THE REQUEST
According to the page excerpt on the TW dice system, why are elite troops deadly and tough compared to green troops? Answer in one to three sentences.

━━━━━ PAGE EXCERPT ━━━━━

Tired of all those D6s? TW uses all kinds of dice from D4 to D12. They are also indicative of the quality of the units. Delta Force commandos roll D12s, green militias just D6s. Since they have to roll the same results for shooting, Reaction Tests and moral tests you can imagine that elite troops are deadly and tough compared to green troops. Rolls are made against a minimum score and opposed to opponents's rolls that can be made for cover, range, troop quality and so on. It seems complicated at first glance but during demo games even the very young players picked it up easily.

This, obviously, does not sound very balanced. Nevertheless TW does not have a point system. The intention is to create and play scenarios with either equal amounts of the same force, or -a lot more interesting and therefore fun! - very unequal amounts of very unequal forces. The rules offer several tutorial scenarios as well as full blown game scenarios that offer both great challenge and inspiration for writing new ones. These tutorials are a nice touch. While reading through the rules you will encounter some that address specific parts of the rules, like fighting with tanks, fortified positions of Battle Armour.

━━━━━ SUPPLIED MATERIAL ━━━━━

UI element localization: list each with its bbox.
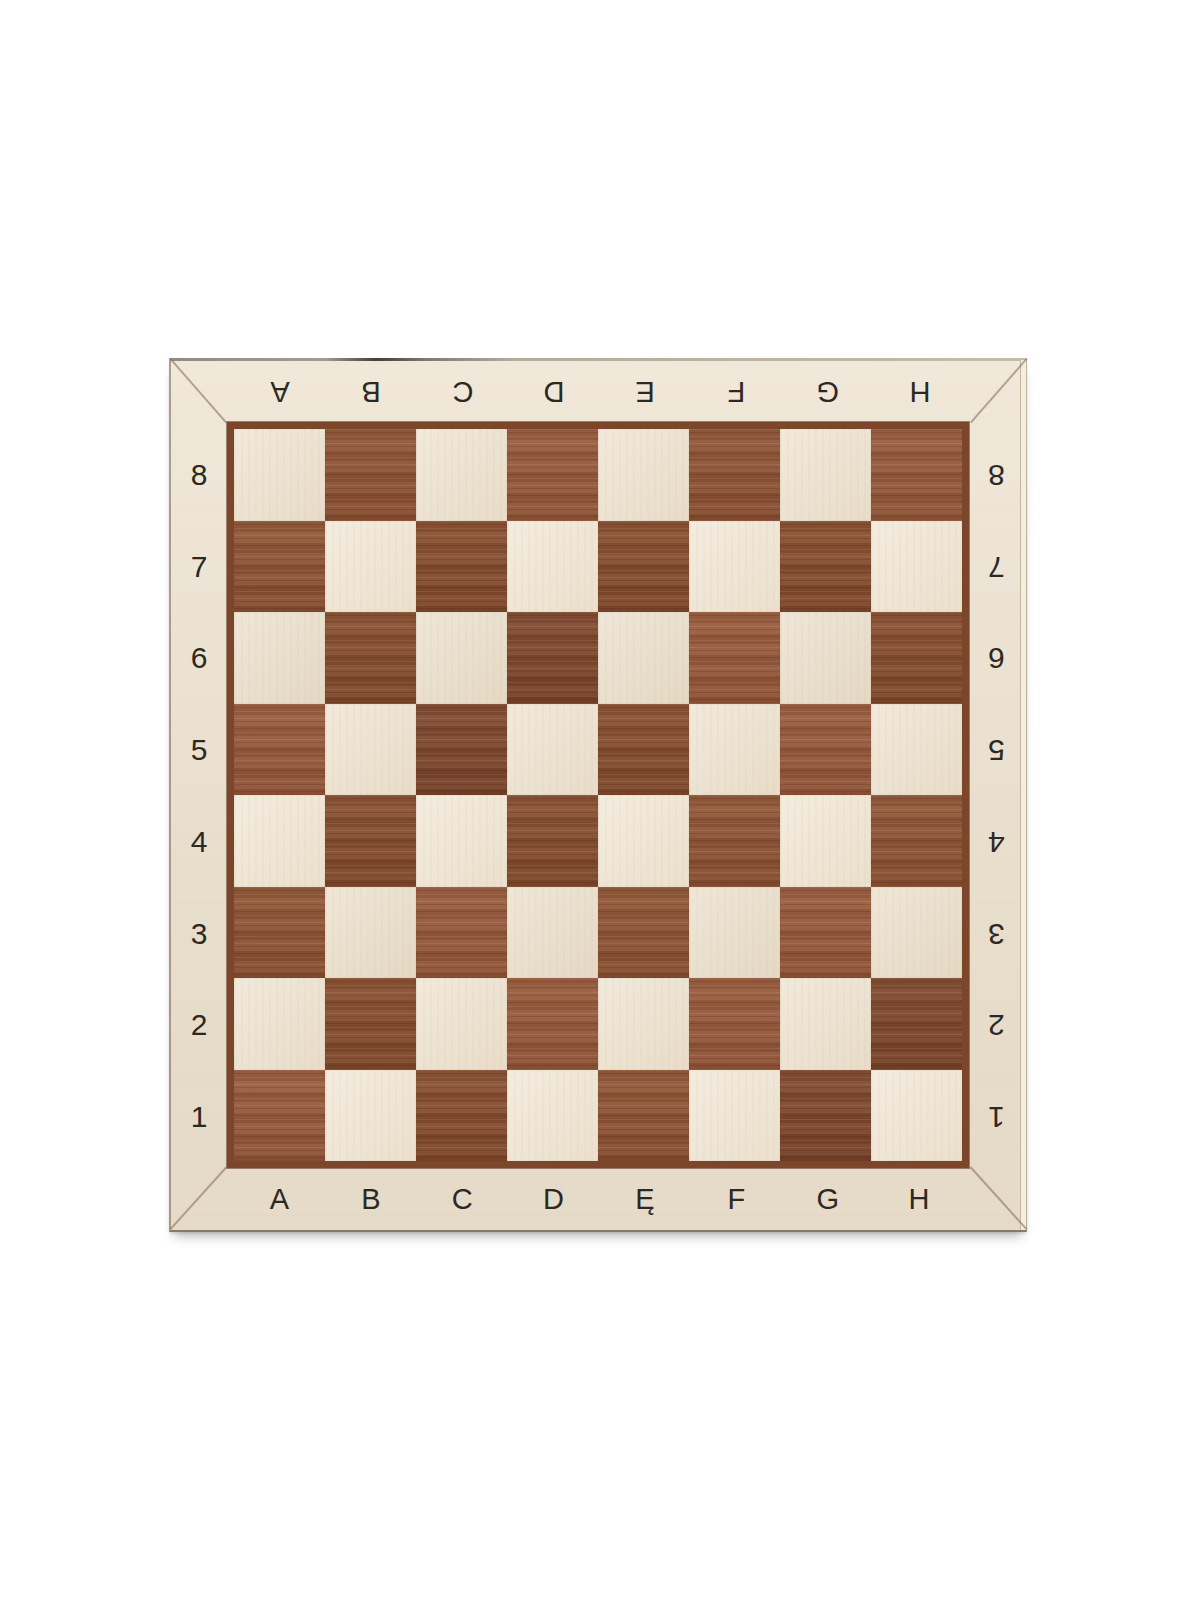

━━━━━

RESPONSE TO THE TASK
Unit quality decides the die: Delta Force commandos roll D12s, while green militias roll only D6s. Both must roll the same results for shooting, Reaction Tests and the other tests, so the larger die makes elite troops far more likely to succeed.